**Problem to solve**
With the pictures omitted, write out the entries that follow exactly as they stand.

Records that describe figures
----------------

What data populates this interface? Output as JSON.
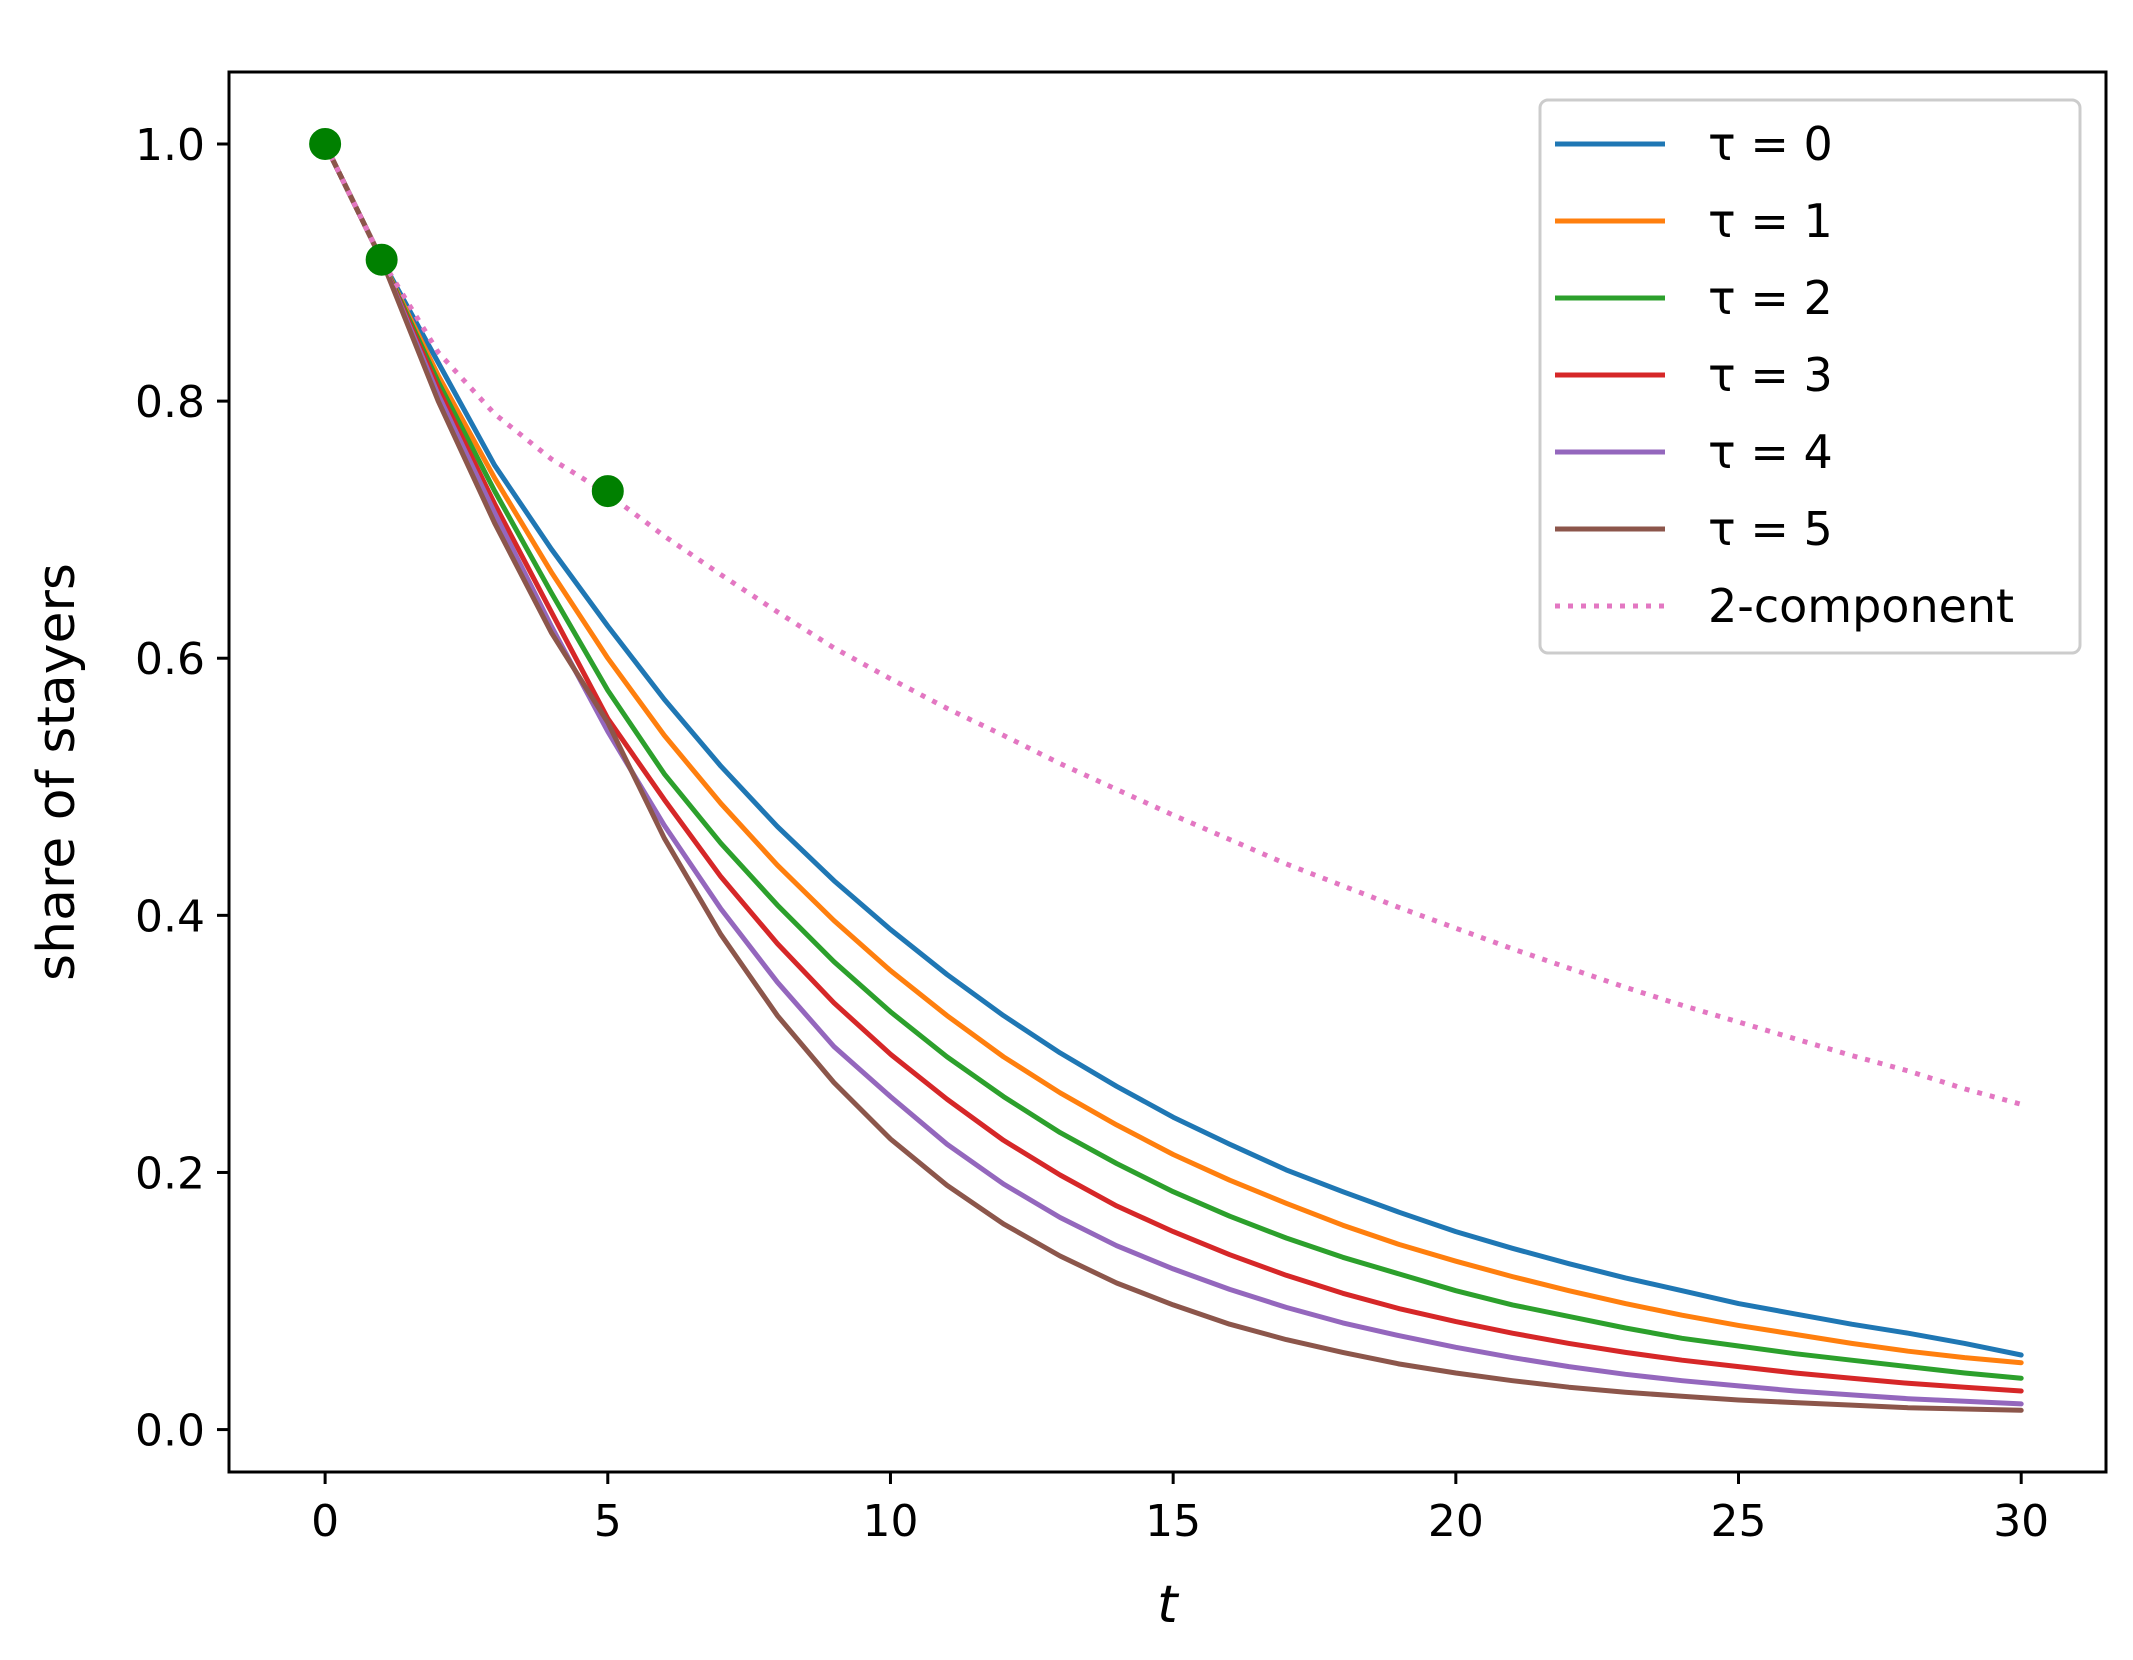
{
  "chart_data": {
    "type": "line",
    "title": "",
    "xlabel": "t",
    "ylabel": "share of stayers",
    "xlim": [
      -1.7,
      31.5
    ],
    "ylim": [
      -0.033,
      1.056
    ],
    "xticks": [
      0,
      5,
      10,
      15,
      20,
      25,
      30
    ],
    "xtick_labels": [
      "0",
      "5",
      "10",
      "15",
      "20",
      "25",
      "30"
    ],
    "yticks": [
      0.0,
      0.2,
      0.4,
      0.6,
      0.8,
      1.0
    ],
    "ytick_labels": [
      "0.0",
      "0.2",
      "0.4",
      "0.6",
      "0.8",
      "1.0"
    ],
    "grid": false,
    "legend_position": "top-right",
    "x": [
      0,
      1,
      2,
      3,
      4,
      5,
      6,
      7,
      8,
      9,
      10,
      11,
      12,
      13,
      14,
      15,
      16,
      17,
      18,
      19,
      20,
      21,
      22,
      23,
      24,
      25,
      26,
      27,
      28,
      29,
      30
    ],
    "series": [
      {
        "name": "τ = 0",
        "color": "#1f77b4",
        "style": "solid",
        "values": [
          1.0,
          0.91,
          0.83,
          0.75,
          0.685,
          0.625,
          0.568,
          0.516,
          0.469,
          0.427,
          0.389,
          0.354,
          0.322,
          0.293,
          0.267,
          0.243,
          0.222,
          0.202,
          0.185,
          0.169,
          0.154,
          0.141,
          0.129,
          0.118,
          0.108,
          0.098,
          0.09,
          0.082,
          0.075,
          0.067,
          0.058
        ]
      },
      {
        "name": "τ = 1",
        "color": "#ff7f0e",
        "style": "solid",
        "values": [
          1.0,
          0.91,
          0.82,
          0.74,
          0.667,
          0.6,
          0.54,
          0.487,
          0.439,
          0.396,
          0.357,
          0.322,
          0.29,
          0.262,
          0.237,
          0.214,
          0.194,
          0.176,
          0.159,
          0.144,
          0.131,
          0.119,
          0.108,
          0.098,
          0.089,
          0.081,
          0.074,
          0.067,
          0.061,
          0.056,
          0.052
        ]
      },
      {
        "name": "τ = 2",
        "color": "#2ca02c",
        "style": "solid",
        "values": [
          1.0,
          0.91,
          0.815,
          0.73,
          0.651,
          0.575,
          0.51,
          0.456,
          0.408,
          0.364,
          0.325,
          0.29,
          0.259,
          0.231,
          0.207,
          0.185,
          0.166,
          0.149,
          0.134,
          0.121,
          0.108,
          0.097,
          0.088,
          0.079,
          0.071,
          0.065,
          0.059,
          0.054,
          0.049,
          0.044,
          0.04
        ]
      },
      {
        "name": "τ = 3",
        "color": "#d62728",
        "style": "solid",
        "values": [
          1.0,
          0.91,
          0.81,
          0.72,
          0.636,
          0.553,
          0.49,
          0.43,
          0.378,
          0.332,
          0.292,
          0.257,
          0.225,
          0.198,
          0.174,
          0.154,
          0.136,
          0.12,
          0.106,
          0.094,
          0.084,
          0.075,
          0.067,
          0.06,
          0.054,
          0.049,
          0.044,
          0.04,
          0.036,
          0.033,
          0.03
        ]
      },
      {
        "name": "τ = 4",
        "color": "#9467bd",
        "style": "solid",
        "values": [
          1.0,
          0.91,
          0.805,
          0.713,
          0.625,
          0.543,
          0.47,
          0.405,
          0.348,
          0.298,
          0.259,
          0.222,
          0.191,
          0.165,
          0.143,
          0.125,
          0.109,
          0.095,
          0.083,
          0.073,
          0.064,
          0.056,
          0.049,
          0.043,
          0.038,
          0.034,
          0.03,
          0.027,
          0.024,
          0.022,
          0.02
        ]
      },
      {
        "name": "τ = 5",
        "color": "#8c564b",
        "style": "solid",
        "values": [
          1.0,
          0.91,
          0.8,
          0.705,
          0.62,
          0.55,
          0.46,
          0.385,
          0.322,
          0.27,
          0.226,
          0.19,
          0.16,
          0.135,
          0.114,
          0.097,
          0.082,
          0.07,
          0.06,
          0.051,
          0.044,
          0.038,
          0.033,
          0.029,
          0.026,
          0.023,
          0.021,
          0.019,
          0.017,
          0.016,
          0.015
        ]
      },
      {
        "name": "2-component",
        "color": "#e377c2",
        "style": "dotted",
        "values": [
          1.0,
          0.91,
          0.838,
          0.79,
          0.755,
          0.728,
          0.695,
          0.665,
          0.636,
          0.608,
          0.584,
          0.561,
          0.54,
          0.518,
          0.498,
          0.478,
          0.459,
          0.44,
          0.423,
          0.406,
          0.39,
          0.374,
          0.359,
          0.344,
          0.33,
          0.317,
          0.304,
          0.291,
          0.279,
          0.265,
          0.253
        ]
      }
    ],
    "scatter": {
      "color": "#008000",
      "points": [
        {
          "x": 0,
          "y": 1.0
        },
        {
          "x": 1,
          "y": 0.91
        },
        {
          "x": 5,
          "y": 0.73
        }
      ]
    }
  }
}
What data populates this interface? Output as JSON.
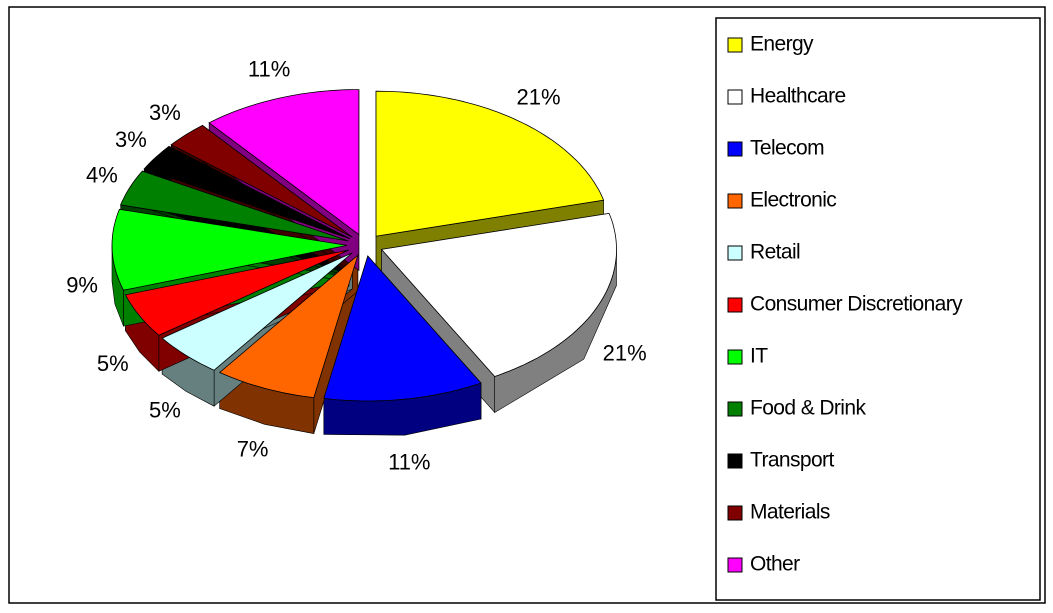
{
  "chart_data": {
    "type": "pie",
    "categories": [
      "Energy",
      "Healthcare",
      "Telecom",
      "Electronic",
      "Retail",
      "Consumer Discretionary",
      "IT",
      "Food & Drink",
      "Transport",
      "Materials",
      "Other"
    ],
    "values": [
      21,
      21,
      11,
      7,
      5,
      5,
      9,
      4,
      3,
      3,
      11
    ],
    "value_labels": [
      "21%",
      "21%",
      "11%",
      "7%",
      "5%",
      "5%",
      "9%",
      "4%",
      "3%",
      "3%",
      "11%"
    ],
    "colors": [
      "#ffff00",
      "#ffffff",
      "#0000ff",
      "#ff6600",
      "#ccffff",
      "#ff0000",
      "#00ff00",
      "#008000",
      "#000000",
      "#800000",
      "#ff00ff"
    ],
    "legend": "right"
  }
}
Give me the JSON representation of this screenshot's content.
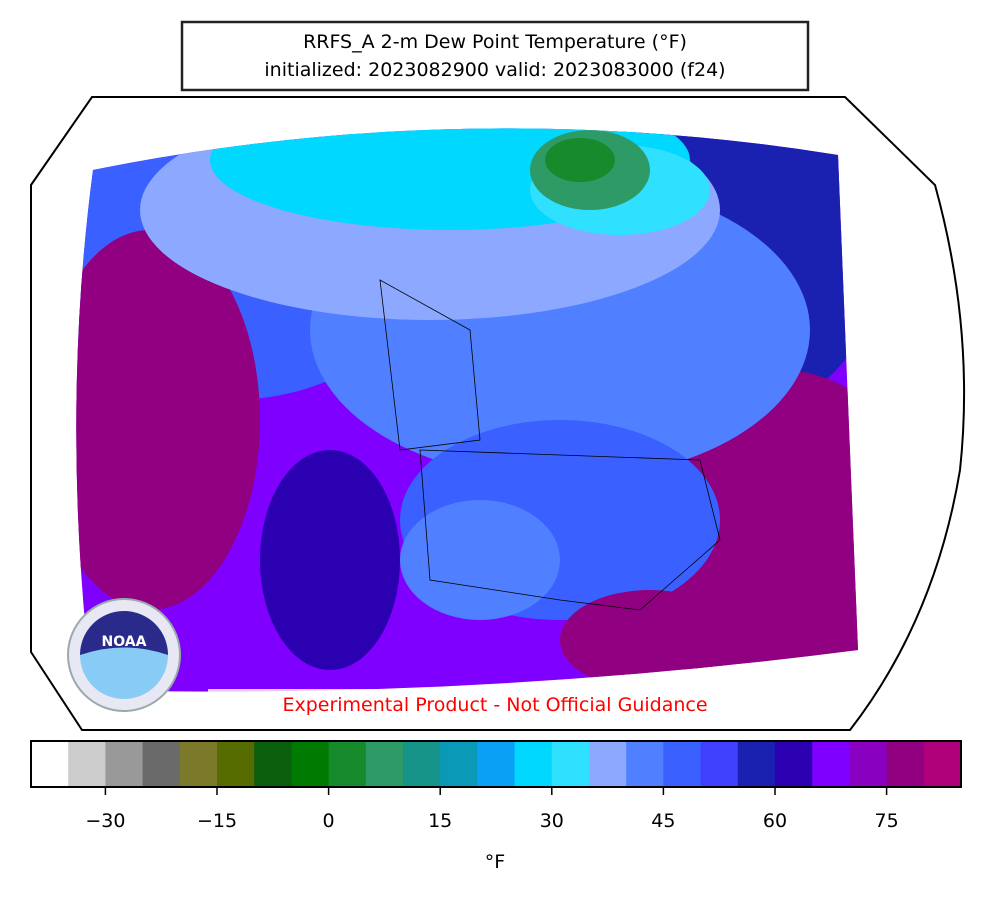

----------------

**Task solution**
What data populates this interface? Output as JSON.
{
  "chart_data": {
    "type": "line",
    "title": "",
    "xlabel": "t",
    "ylabel": "share of stayers",
    "xlim": [
      -1.7,
      31.5
    ],
    "ylim": [
      -0.033,
      1.056
    ],
    "xticks": [
      0,
      5,
      10,
      15,
      20,
      25,
      30
    ],
    "xtick_labels": [
      "0",
      "5",
      "10",
      "15",
      "20",
      "25",
      "30"
    ],
    "yticks": [
      0.0,
      0.2,
      0.4,
      0.6,
      0.8,
      1.0
    ],
    "ytick_labels": [
      "0.0",
      "0.2",
      "0.4",
      "0.6",
      "0.8",
      "1.0"
    ],
    "grid": false,
    "legend_position": "top-right",
    "x": [
      0,
      1,
      2,
      3,
      4,
      5,
      6,
      7,
      8,
      9,
      10,
      11,
      12,
      13,
      14,
      15,
      16,
      17,
      18,
      19,
      20,
      21,
      22,
      23,
      24,
      25,
      26,
      27,
      28,
      29,
      30
    ],
    "series": [
      {
        "name": "τ = 0",
        "color": "#1f77b4",
        "style": "solid",
        "values": [
          1.0,
          0.91,
          0.83,
          0.75,
          0.685,
          0.625,
          0.568,
          0.516,
          0.469,
          0.427,
          0.389,
          0.354,
          0.322,
          0.293,
          0.267,
          0.243,
          0.222,
          0.202,
          0.185,
          0.169,
          0.154,
          0.141,
          0.129,
          0.118,
          0.108,
          0.098,
          0.09,
          0.082,
          0.075,
          0.067,
          0.058
        ]
      },
      {
        "name": "τ = 1",
        "color": "#ff7f0e",
        "style": "solid",
        "values": [
          1.0,
          0.91,
          0.82,
          0.74,
          0.667,
          0.6,
          0.54,
          0.487,
          0.439,
          0.396,
          0.357,
          0.322,
          0.29,
          0.262,
          0.237,
          0.214,
          0.194,
          0.176,
          0.159,
          0.144,
          0.131,
          0.119,
          0.108,
          0.098,
          0.089,
          0.081,
          0.074,
          0.067,
          0.061,
          0.056,
          0.052
        ]
      },
      {
        "name": "τ = 2",
        "color": "#2ca02c",
        "style": "solid",
        "values": [
          1.0,
          0.91,
          0.815,
          0.73,
          0.651,
          0.575,
          0.51,
          0.456,
          0.408,
          0.364,
          0.325,
          0.29,
          0.259,
          0.231,
          0.207,
          0.185,
          0.166,
          0.149,
          0.134,
          0.121,
          0.108,
          0.097,
          0.088,
          0.079,
          0.071,
          0.065,
          0.059,
          0.054,
          0.049,
          0.044,
          0.04
        ]
      },
      {
        "name": "τ = 3",
        "color": "#d62728",
        "style": "solid",
        "values": [
          1.0,
          0.91,
          0.81,
          0.72,
          0.636,
          0.553,
          0.49,
          0.43,
          0.378,
          0.332,
          0.292,
          0.257,
          0.225,
          0.198,
          0.174,
          0.154,
          0.136,
          0.12,
          0.106,
          0.094,
          0.084,
          0.075,
          0.067,
          0.06,
          0.054,
          0.049,
          0.044,
          0.04,
          0.036,
          0.033,
          0.03
        ]
      },
      {
        "name": "τ = 4",
        "color": "#9467bd",
        "style": "solid",
        "values": [
          1.0,
          0.91,
          0.805,
          0.713,
          0.625,
          0.543,
          0.47,
          0.405,
          0.348,
          0.298,
          0.259,
          0.222,
          0.191,
          0.165,
          0.143,
          0.125,
          0.109,
          0.095,
          0.083,
          0.073,
          0.064,
          0.056,
          0.049,
          0.043,
          0.038,
          0.034,
          0.03,
          0.027,
          0.024,
          0.022,
          0.02
        ]
      },
      {
        "name": "τ = 5",
        "color": "#8c564b",
        "style": "solid",
        "values": [
          1.0,
          0.91,
          0.8,
          0.705,
          0.62,
          0.55,
          0.46,
          0.385,
          0.322,
          0.27,
          0.226,
          0.19,
          0.16,
          0.135,
          0.114,
          0.097,
          0.082,
          0.07,
          0.06,
          0.051,
          0.044,
          0.038,
          0.033,
          0.029,
          0.026,
          0.023,
          0.021,
          0.019,
          0.017,
          0.016,
          0.015
        ]
      },
      {
        "name": "2-component",
        "color": "#e377c2",
        "style": "dotted",
        "values": [
          1.0,
          0.91,
          0.838,
          0.79,
          0.755,
          0.728,
          0.695,
          0.665,
          0.636,
          0.608,
          0.584,
          0.561,
          0.54,
          0.518,
          0.498,
          0.478,
          0.459,
          0.44,
          0.423,
          0.406,
          0.39,
          0.374,
          0.359,
          0.344,
          0.33,
          0.317,
          0.304,
          0.291,
          0.279,
          0.265,
          0.253
        ]
      }
    ],
    "scatter": {
      "color": "#008000",
      "points": [
        {
          "x": 0,
          "y": 1.0
        },
        {
          "x": 1,
          "y": 0.91
        },
        {
          "x": 5,
          "y": 0.73
        }
      ]
    }
  }
}
What data populates this interface? Output as JSON.
{
  "chart_data": {
    "type": "pie",
    "categories": [
      "Energy",
      "Healthcare",
      "Telecom",
      "Electronic",
      "Retail",
      "Consumer Discretionary",
      "IT",
      "Food & Drink",
      "Transport",
      "Materials",
      "Other"
    ],
    "values": [
      21,
      21,
      11,
      7,
      5,
      5,
      9,
      4,
      3,
      3,
      11
    ],
    "value_labels": [
      "21%",
      "21%",
      "11%",
      "7%",
      "5%",
      "5%",
      "9%",
      "4%",
      "3%",
      "3%",
      "11%"
    ],
    "colors": [
      "#ffff00",
      "#ffffff",
      "#0000ff",
      "#ff6600",
      "#ccffff",
      "#ff0000",
      "#00ff00",
      "#008000",
      "#000000",
      "#800000",
      "#ff00ff"
    ],
    "legend": "right"
  }
}
Give me the JSON representation of this screenshot's content.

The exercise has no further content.